Would you quote the material below in full and unchanged?

* EXERCISE INPUTS:
┏━━

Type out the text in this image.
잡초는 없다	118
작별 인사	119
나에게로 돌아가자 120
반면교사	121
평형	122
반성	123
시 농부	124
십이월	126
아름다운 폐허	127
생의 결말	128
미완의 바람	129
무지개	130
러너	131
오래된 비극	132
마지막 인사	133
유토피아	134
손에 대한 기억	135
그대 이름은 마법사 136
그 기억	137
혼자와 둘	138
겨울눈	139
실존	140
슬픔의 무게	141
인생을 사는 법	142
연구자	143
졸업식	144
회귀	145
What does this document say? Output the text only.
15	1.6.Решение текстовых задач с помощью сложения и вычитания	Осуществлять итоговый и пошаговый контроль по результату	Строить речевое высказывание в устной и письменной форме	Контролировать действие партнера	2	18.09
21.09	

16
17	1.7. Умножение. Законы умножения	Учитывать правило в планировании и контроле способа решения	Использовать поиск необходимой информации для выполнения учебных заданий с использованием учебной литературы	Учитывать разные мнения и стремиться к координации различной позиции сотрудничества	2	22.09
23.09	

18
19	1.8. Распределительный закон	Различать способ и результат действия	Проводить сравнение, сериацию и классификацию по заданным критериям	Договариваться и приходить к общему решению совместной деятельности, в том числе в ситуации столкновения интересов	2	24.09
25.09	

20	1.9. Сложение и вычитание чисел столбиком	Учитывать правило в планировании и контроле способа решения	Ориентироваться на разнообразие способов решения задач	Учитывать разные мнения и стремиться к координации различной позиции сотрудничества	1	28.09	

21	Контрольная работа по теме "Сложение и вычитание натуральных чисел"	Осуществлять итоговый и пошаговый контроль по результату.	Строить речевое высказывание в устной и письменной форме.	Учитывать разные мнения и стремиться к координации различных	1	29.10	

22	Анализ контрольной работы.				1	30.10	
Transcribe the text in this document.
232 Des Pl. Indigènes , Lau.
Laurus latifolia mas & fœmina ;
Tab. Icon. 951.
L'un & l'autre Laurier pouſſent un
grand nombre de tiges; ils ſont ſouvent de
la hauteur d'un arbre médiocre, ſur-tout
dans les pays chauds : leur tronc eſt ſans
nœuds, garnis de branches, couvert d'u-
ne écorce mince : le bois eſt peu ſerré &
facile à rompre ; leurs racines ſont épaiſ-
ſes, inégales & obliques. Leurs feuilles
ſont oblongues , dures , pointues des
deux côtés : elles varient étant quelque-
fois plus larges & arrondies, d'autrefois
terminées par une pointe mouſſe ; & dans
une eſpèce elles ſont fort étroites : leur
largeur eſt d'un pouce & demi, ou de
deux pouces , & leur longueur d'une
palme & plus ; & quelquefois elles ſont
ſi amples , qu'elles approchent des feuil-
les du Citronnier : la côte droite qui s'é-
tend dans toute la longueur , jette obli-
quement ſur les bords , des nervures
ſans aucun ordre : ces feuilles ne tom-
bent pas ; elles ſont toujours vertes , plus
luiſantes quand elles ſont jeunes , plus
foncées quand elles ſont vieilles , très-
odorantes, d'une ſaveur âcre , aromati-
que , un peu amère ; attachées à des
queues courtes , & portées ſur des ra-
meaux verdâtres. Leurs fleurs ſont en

┗━━

* ANSWER TO THIS TASK:
Type out the text in this image.
잡초는 없다	118
작별 인사	119
나에게로 돌아가자 120
반면교사	121
평형	122
반성	123
시 농부	124
십이월	126
아름다운 폐허	127
생의 결말	128
미완의 바람	129
무지개	130
러너	131
오래된 비극	132
마지막 인사	133
유토피아	134
손에 대한 기억	135
그대 이름은 마법사 136
그 기억	137
혼자와 둘	138
겨울눈	139
실존	140
슬픔의 무게	141
인생을 사는 법	142
연구자	143
졸업식	144
회귀	145
What does this document say? Output the text only.
15	1.6.Решение текстовых задач с помощью сложения и вычитания	Осуществлять итоговый и пошаговый контроль по результату	Строить речевое высказывание в устной и письменной форме	Контролировать действие партнера	2	18.09
21.09	

16
17	1.7. Умножение. Законы умножения	Учитывать правило в планировании и контроле способа решения	Использовать поиск необходимой информации для выполнения учебных заданий с использованием учебной литературы	Учитывать разные мнения и стремиться к координации различной позиции сотрудничества	2	22.09
23.09	

18
19	1.8. Распределительный закон	Различать способ и результат действия	Проводить сравнение, сериацию и классификацию по заданным критериям	Договариваться и приходить к общему решению совместной деятельности, в том числе в ситуации столкновения интересов	2	24.09
25.09	

20	1.9. Сложение и вычитание чисел столбиком	Учитывать правило в планировании и контроле способа решения	Ориентироваться на разнообразие способов решения задач	Учитывать разные мнения и стремиться к координации различной позиции сотрудничества	1	28.09	

21	Контрольная работа по теме "Сложение и вычитание натуральных чисел"	Осуществлять итоговый и пошаговый контроль по результату.	Строить речевое высказывание в устной и письменной форме.	Учитывать разные мнения и стремиться к координации различных	1	29.10	

22	Анализ контрольной работы.				1	30.10	
Transcribe the text in this document.
232 Des Pl. Indigènes , Lau.
Laurus latifolia mas & fœmina ;
Tab. Icon. 951.
L'un & l'autre Laurier pouſſent un
grand nombre de tiges; ils ſont ſouvent de
la hauteur d'un arbre médiocre, ſur-tout
dans les pays chauds : leur tronc eſt ſans
nœuds, garnis de branches, couvert d'u-
ne écorce mince : le bois eſt peu ſerré &
facile à rompre ; leurs racines ſont épaiſ-
ſes, inégales & obliques. Leurs feuilles
ſont oblongues , dures , pointues des
deux côtés : elles varient étant quelque-
fois plus larges & arrondies, d'autrefois
terminées par une pointe mouſſe ; & dans
une eſpèce elles ſont fort étroites : leur
largeur eſt d'un pouce & demi, ou de
deux pouces , & leur longueur d'une
palme & plus ; & quelquefois elles ſont
ſi amples , qu'elles approchent des feuil-
les du Citronnier : la côte droite qui s'é-
tend dans toute la longueur , jette obli-
quement ſur les bords , des nervures
ſans aucun ordre : ces feuilles ne tom-
bent pas ; elles ſont toujours vertes , plus
luiſantes quand elles ſont jeunes , plus
foncées quand elles ſont vieilles , très-
odorantes, d'une ſaveur âcre , aromati-
que , un peu amère ; attachées à des
queues courtes , & portées ſur des ra-
meaux verdâtres. Leurs fleurs ſont en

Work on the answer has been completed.